▸ Challenge 1
Decide whether each statement agrees with the Shampoo Series post. Answer yes or no for each, and quote the words of the post that decide it. (a) The One-Belief-At-A-Time Worksheet used to be called the Self-Facilitation Worksheet. (b) The author has a no tears formula. (c) The first topic of the Shampoo Series is laughing.

+ + + +

Shampoo Series – Crying

By Ann O'Johnson

Do you have a no tears formula?

I don’t.

Looks like the first topic for the Shampoo Series is Crying.

Here are some thoughts I have had about crying.

This is much like the One-Belief-At-A-Time Worksheet (formerly called Self-Facilitation Worksheet) from The Work of Byron Katie.

There are more questions on the Worksheet, www.thework.org  I will be using some of them here.

I cry too much.

I shouldn’t cry.

Laughing and crying are the same release.

I never cry for just one reason.

No one understands my crying.

No one understands me when I cry.

I cry after sex when I can’t stay in that relationship.

Sex with someone I can’t stay with highlights our disconnect, so I cry.

I am abstaining from sex so I don’t cry.

Hormones make me cry once a month before my period.

It is hard for others to be around me when I cry.

Everyone in this office is crying today.

I shouldn’t cry at work.

I shouldn’t cry in public.  

Full Moons make people cry.

People cry more at the Full Moon.

I cry when I am frustrated.

I cry when I am lonely.

I cry when I feel disconnected.

I cry when I connect.

That pretty much covers it. A couple of them have more than one part.

+ + + +

▸ Challenge 2
Write out the stretch of the records from the line containing "data-point xyxy=(171,394,178,401)" through the line containing "x-tick-label: 0.8 xyxy=(412,437,433,454)", reproducing each line unchanged.

+ + + +

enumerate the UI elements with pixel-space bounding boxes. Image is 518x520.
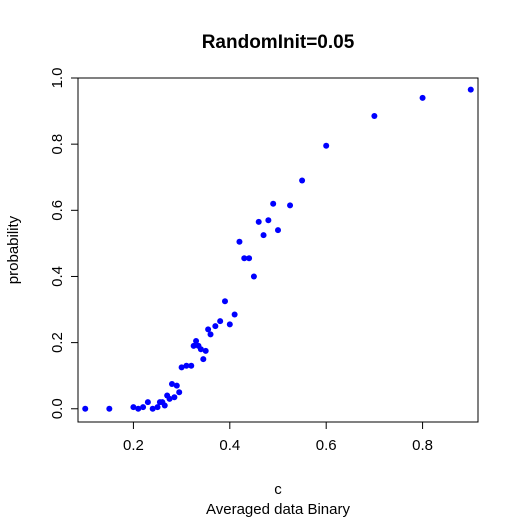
data-point xyxy=(171,394,178,401)
data-point xyxy=(226,321,233,328)
data-point xyxy=(241,255,248,262)
data-point xyxy=(236,238,243,245)
data-point xyxy=(173,382,180,389)
data-point xyxy=(140,404,147,411)
data-point xyxy=(212,323,219,330)
data-point xyxy=(176,389,183,396)
x-tick-label: 0.4 xyxy=(219,437,240,454)
data-point xyxy=(161,402,168,409)
data-point xyxy=(299,177,306,184)
data-point xyxy=(190,342,197,349)
x-tick-label: 0.8 xyxy=(412,437,433,454)
data-point xyxy=(246,255,253,262)
data-point xyxy=(287,202,294,209)
data-point xyxy=(149,405,156,412)
y-tick-label: 0.0 xyxy=(49,398,66,419)
data-point xyxy=(275,227,281,234)
data-point xyxy=(255,218,262,225)
data-point xyxy=(419,94,426,101)
data-point xyxy=(260,232,267,239)
x-tick-label: 0.6 xyxy=(316,437,337,454)
data-point xyxy=(82,405,89,412)
data-point xyxy=(178,364,185,371)
data-point xyxy=(265,217,272,224)
data-point xyxy=(323,142,330,149)
y-axis-label: probability xyxy=(5,215,22,284)
data-point xyxy=(188,362,195,369)
y-axis: 0.0 0.2 0.4 0.6 0.8 1.0 xyxy=(49,68,78,419)
y-tick-label: 0.2 xyxy=(49,332,66,353)
data-point xyxy=(221,298,228,305)
data-point xyxy=(166,395,173,402)
x-axis-label: c xyxy=(274,481,282,498)
data-point xyxy=(106,405,113,412)
data-point xyxy=(130,404,137,411)
data-point xyxy=(467,86,474,93)
data-points xyxy=(82,86,474,412)
data-point xyxy=(231,311,238,318)
x-axis: 0.2 0.4 0.6 0.8 xyxy=(123,422,433,454)
y-tick-label: 0.4 xyxy=(49,266,66,287)
data-point xyxy=(168,380,175,387)
y-tick-label: 1.0 xyxy=(49,68,66,89)
data-point xyxy=(135,405,142,412)
data-point xyxy=(197,346,204,353)
plot-frame xyxy=(77,77,479,423)
data-point xyxy=(207,331,214,338)
data-point xyxy=(371,113,378,120)
x-axis-sublabel: Averaged data Binary xyxy=(206,501,350,518)
chart-title: RandomInit=0.05 xyxy=(202,32,355,53)
y-tick-label: 0.6 xyxy=(49,200,66,221)
data-point xyxy=(144,399,151,406)
data-point xyxy=(270,200,277,207)
data-point xyxy=(250,273,257,280)
y-tick-label: 0.8 xyxy=(49,134,66,155)
data-point xyxy=(183,362,190,369)
x-tick-label: 0.2 xyxy=(123,437,144,454)
data-point xyxy=(205,326,212,333)
data-point xyxy=(217,318,224,325)
data-point xyxy=(202,347,209,354)
data-point xyxy=(200,356,207,363)
data-point xyxy=(154,404,161,411)
data-point xyxy=(193,337,200,344)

+ + + +

▸ Full output 1
(a) Yes: "One-Belief-At-A-Time Worksheet (formerly called Self-Facilitation Worksheet)"
(b) No: "Do you have a no tears formula? I don’t."
(c) No: "Looks like the first topic for the Shampoo Series is Crying."

▸ Full output 2
data-point xyxy=(171,394,178,401)
data-point xyxy=(226,321,233,328)
data-point xyxy=(241,255,248,262)
data-point xyxy=(236,238,243,245)
data-point xyxy=(173,382,180,389)
data-point xyxy=(140,404,147,411)
data-point xyxy=(212,323,219,330)
data-point xyxy=(176,389,183,396)
x-tick-label: 0.4 xyxy=(219,437,240,454)
data-point xyxy=(161,402,168,409)
data-point xyxy=(299,177,306,184)
data-point xyxy=(190,342,197,349)
x-tick-label: 0.8 xyxy=(412,437,433,454)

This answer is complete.